WHAT THE EXERCISE ASKS: Write out the whole listing again, exactly as given.

LISTING:
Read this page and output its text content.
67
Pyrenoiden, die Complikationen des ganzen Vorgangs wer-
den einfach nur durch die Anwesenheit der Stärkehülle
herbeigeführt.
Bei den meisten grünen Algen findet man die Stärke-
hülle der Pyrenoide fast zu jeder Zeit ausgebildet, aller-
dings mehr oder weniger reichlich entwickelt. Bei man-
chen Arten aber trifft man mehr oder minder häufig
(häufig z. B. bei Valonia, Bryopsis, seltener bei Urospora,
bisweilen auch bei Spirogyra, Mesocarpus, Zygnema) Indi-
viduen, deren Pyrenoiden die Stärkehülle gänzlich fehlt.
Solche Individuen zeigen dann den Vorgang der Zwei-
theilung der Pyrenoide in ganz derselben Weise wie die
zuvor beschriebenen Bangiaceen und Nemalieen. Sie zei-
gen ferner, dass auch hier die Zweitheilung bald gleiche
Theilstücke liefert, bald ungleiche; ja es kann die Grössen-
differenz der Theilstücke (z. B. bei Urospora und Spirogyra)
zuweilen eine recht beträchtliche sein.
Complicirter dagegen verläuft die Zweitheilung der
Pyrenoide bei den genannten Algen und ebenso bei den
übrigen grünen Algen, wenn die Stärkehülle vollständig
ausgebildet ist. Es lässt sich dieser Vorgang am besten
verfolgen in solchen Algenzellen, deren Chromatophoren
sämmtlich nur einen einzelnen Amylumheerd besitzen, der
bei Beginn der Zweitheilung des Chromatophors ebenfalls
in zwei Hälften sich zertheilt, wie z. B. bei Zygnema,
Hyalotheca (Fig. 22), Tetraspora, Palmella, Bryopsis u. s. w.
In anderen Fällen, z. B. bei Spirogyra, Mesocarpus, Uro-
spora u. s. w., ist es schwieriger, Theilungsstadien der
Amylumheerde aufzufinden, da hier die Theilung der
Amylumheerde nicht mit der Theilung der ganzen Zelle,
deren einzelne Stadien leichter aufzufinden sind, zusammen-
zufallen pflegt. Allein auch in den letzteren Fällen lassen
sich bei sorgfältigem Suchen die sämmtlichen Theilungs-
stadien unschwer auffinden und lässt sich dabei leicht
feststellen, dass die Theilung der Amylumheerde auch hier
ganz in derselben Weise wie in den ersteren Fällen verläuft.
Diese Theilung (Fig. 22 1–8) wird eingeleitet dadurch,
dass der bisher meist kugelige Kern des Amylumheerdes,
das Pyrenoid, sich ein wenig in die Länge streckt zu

COMPLETED EXERCISE:
Read this page and output its text content.
67
Pyrenoiden, die Complikationen des ganzen Vorgangs wer-
den einfach nur durch die Anwesenheit der Stärkehülle
herbeigeführt.
Bei den meisten grünen Algen findet man die Stärke-
hülle der Pyrenoide fast zu jeder Zeit ausgebildet, aller-
dings mehr oder weniger reichlich entwickelt. Bei man-
chen Arten aber trifft man mehr oder minder häufig
(häufig z. B. bei Valonia, Bryopsis, seltener bei Urospora,
bisweilen auch bei Spirogyra, Mesocarpus, Zygnema) Indi-
viduen, deren Pyrenoiden die Stärkehülle gänzlich fehlt.
Solche Individuen zeigen dann den Vorgang der Zwei-
theilung der Pyrenoide in ganz derselben Weise wie die
zuvor beschriebenen Bangiaceen und Nemalieen. Sie zei-
gen ferner, dass auch hier die Zweitheilung bald gleiche
Theilstücke liefert, bald ungleiche; ja es kann die Grössen-
differenz der Theilstücke (z. B. bei Urospora und Spirogyra)
zuweilen eine recht beträchtliche sein.
Complicirter dagegen verläuft die Zweitheilung der
Pyrenoide bei den genannten Algen und ebenso bei den
übrigen grünen Algen, wenn die Stärkehülle vollständig
ausgebildet ist. Es lässt sich dieser Vorgang am besten
verfolgen in solchen Algenzellen, deren Chromatophoren
sämmtlich nur einen einzelnen Amylumheerd besitzen, der
bei Beginn der Zweitheilung des Chromatophors ebenfalls
in zwei Hälften sich zertheilt, wie z. B. bei Zygnema,
Hyalotheca (Fig. 22), Tetraspora, Palmella, Bryopsis u. s. w.
In anderen Fällen, z. B. bei Spirogyra, Mesocarpus, Uro-
spora u. s. w., ist es schwieriger, Theilungsstadien der
Amylumheerde aufzufinden, da hier die Theilung der
Amylumheerde nicht mit der Theilung der ganzen Zelle,
deren einzelne Stadien leichter aufzufinden sind, zusammen-
zufallen pflegt. Allein auch in den letzteren Fällen lassen
sich bei sorgfältigem Suchen die sämmtlichen Theilungs-
stadien unschwer auffinden und lässt sich dabei leicht
feststellen, dass die Theilung der Amylumheerde auch hier
ganz in derselben Weise wie in den ersteren Fällen verläuft.
Diese Theilung (Fig. 22 1–8) wird eingeleitet dadurch,
dass der bisher meist kugelige Kern des Amylumheerdes,
das Pyrenoid, sich ein wenig in die Länge streckt zu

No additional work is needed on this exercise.